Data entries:
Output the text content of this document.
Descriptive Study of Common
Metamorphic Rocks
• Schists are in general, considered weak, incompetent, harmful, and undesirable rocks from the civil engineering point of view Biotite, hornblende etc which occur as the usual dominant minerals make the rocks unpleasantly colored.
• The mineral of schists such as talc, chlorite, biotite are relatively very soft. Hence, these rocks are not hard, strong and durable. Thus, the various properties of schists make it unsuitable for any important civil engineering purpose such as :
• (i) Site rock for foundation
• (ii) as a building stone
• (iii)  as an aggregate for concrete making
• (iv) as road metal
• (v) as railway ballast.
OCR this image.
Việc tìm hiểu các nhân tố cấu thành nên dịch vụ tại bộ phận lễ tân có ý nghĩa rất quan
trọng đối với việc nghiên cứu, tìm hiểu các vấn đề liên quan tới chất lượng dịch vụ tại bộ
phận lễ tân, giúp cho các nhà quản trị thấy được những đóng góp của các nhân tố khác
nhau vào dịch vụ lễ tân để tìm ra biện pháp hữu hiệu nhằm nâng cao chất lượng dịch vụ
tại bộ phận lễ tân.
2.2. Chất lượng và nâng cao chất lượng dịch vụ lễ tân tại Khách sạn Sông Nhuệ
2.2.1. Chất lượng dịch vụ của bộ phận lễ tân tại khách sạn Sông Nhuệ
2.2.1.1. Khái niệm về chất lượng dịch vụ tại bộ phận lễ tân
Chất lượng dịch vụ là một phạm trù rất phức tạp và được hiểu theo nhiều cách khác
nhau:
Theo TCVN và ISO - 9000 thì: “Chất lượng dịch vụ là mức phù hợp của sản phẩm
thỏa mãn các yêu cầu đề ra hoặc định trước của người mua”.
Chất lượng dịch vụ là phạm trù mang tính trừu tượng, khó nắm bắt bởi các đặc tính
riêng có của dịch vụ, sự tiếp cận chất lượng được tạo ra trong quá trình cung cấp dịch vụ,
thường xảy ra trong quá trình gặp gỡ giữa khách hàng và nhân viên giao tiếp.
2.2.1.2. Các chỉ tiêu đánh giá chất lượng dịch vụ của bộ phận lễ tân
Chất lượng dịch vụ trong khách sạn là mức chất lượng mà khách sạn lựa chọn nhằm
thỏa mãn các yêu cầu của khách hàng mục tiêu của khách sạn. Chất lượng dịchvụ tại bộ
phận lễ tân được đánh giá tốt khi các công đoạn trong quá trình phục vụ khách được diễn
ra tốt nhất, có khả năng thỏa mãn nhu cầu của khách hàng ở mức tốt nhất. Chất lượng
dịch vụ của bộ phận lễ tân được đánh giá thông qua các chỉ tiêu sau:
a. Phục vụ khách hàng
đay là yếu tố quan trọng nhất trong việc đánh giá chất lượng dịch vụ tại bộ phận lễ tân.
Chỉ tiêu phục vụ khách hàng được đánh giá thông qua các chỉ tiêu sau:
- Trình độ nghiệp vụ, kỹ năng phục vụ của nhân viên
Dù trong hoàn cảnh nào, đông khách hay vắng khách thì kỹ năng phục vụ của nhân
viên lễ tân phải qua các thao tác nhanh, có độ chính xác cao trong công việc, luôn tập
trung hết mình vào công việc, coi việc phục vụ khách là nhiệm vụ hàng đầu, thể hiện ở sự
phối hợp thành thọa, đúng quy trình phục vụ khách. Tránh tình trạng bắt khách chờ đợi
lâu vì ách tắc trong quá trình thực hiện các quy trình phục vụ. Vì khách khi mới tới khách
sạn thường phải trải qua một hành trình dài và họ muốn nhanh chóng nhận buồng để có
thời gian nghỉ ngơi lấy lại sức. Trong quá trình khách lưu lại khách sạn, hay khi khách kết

* **TASK**: Take the entries and copy them out exactly.

* **THE SOLUTION**:
Output the text content of this document.
Descriptive Study of Common
Metamorphic Rocks
• Schists are in general, considered weak, incompetent, harmful, and undesirable rocks from the civil engineering point of view Biotite, hornblende etc which occur as the usual dominant minerals make the rocks unpleasantly colored.
• The mineral of schists such as talc, chlorite, biotite are relatively very soft. Hence, these rocks are not hard, strong and durable. Thus, the various properties of schists make it unsuitable for any important civil engineering purpose such as :
• (i) Site rock for foundation
• (ii) as a building stone
• (iii)  as an aggregate for concrete making
• (iv) as road metal
• (v) as railway ballast.
OCR this image.
Việc tìm hiểu các nhân tố cấu thành nên dịch vụ tại bộ phận lễ tân có ý nghĩa rất quan
trọng đối với việc nghiên cứu, tìm hiểu các vấn đề liên quan tới chất lượng dịch vụ tại bộ
phận lễ tân, giúp cho các nhà quản trị thấy được những đóng góp của các nhân tố khác
nhau vào dịch vụ lễ tân để tìm ra biện pháp hữu hiệu nhằm nâng cao chất lượng dịch vụ
tại bộ phận lễ tân.
2.2. Chất lượng và nâng cao chất lượng dịch vụ lễ tân tại Khách sạn Sông Nhuệ
2.2.1. Chất lượng dịch vụ của bộ phận lễ tân tại khách sạn Sông Nhuệ
2.2.1.1. Khái niệm về chất lượng dịch vụ tại bộ phận lễ tân
Chất lượng dịch vụ là một phạm trù rất phức tạp và được hiểu theo nhiều cách khác
nhau:
Theo TCVN và ISO - 9000 thì: “Chất lượng dịch vụ là mức phù hợp của sản phẩm
thỏa mãn các yêu cầu đề ra hoặc định trước của người mua”.
Chất lượng dịch vụ là phạm trù mang tính trừu tượng, khó nắm bắt bởi các đặc tính
riêng có của dịch vụ, sự tiếp cận chất lượng được tạo ra trong quá trình cung cấp dịch vụ,
thường xảy ra trong quá trình gặp gỡ giữa khách hàng và nhân viên giao tiếp.
2.2.1.2. Các chỉ tiêu đánh giá chất lượng dịch vụ của bộ phận lễ tân
Chất lượng dịch vụ trong khách sạn là mức chất lượng mà khách sạn lựa chọn nhằm
thỏa mãn các yêu cầu của khách hàng mục tiêu của khách sạn. Chất lượng dịchvụ tại bộ
phận lễ tân được đánh giá tốt khi các công đoạn trong quá trình phục vụ khách được diễn
ra tốt nhất, có khả năng thỏa mãn nhu cầu của khách hàng ở mức tốt nhất. Chất lượng
dịch vụ của bộ phận lễ tân được đánh giá thông qua các chỉ tiêu sau:
a. Phục vụ khách hàng
đay là yếu tố quan trọng nhất trong việc đánh giá chất lượng dịch vụ tại bộ phận lễ tân.
Chỉ tiêu phục vụ khách hàng được đánh giá thông qua các chỉ tiêu sau:
- Trình độ nghiệp vụ, kỹ năng phục vụ của nhân viên
Dù trong hoàn cảnh nào, đông khách hay vắng khách thì kỹ năng phục vụ của nhân
viên lễ tân phải qua các thao tác nhanh, có độ chính xác cao trong công việc, luôn tập
trung hết mình vào công việc, coi việc phục vụ khách là nhiệm vụ hàng đầu, thể hiện ở sự
phối hợp thành thọa, đúng quy trình phục vụ khách. Tránh tình trạng bắt khách chờ đợi
lâu vì ách tắc trong quá trình thực hiện các quy trình phục vụ. Vì khách khi mới tới khách
sạn thường phải trải qua một hành trình dài và họ muốn nhanh chóng nhận buồng để có
thời gian nghỉ ngơi lấy lại sức. Trong quá trình khách lưu lại khách sạn, hay khi khách kết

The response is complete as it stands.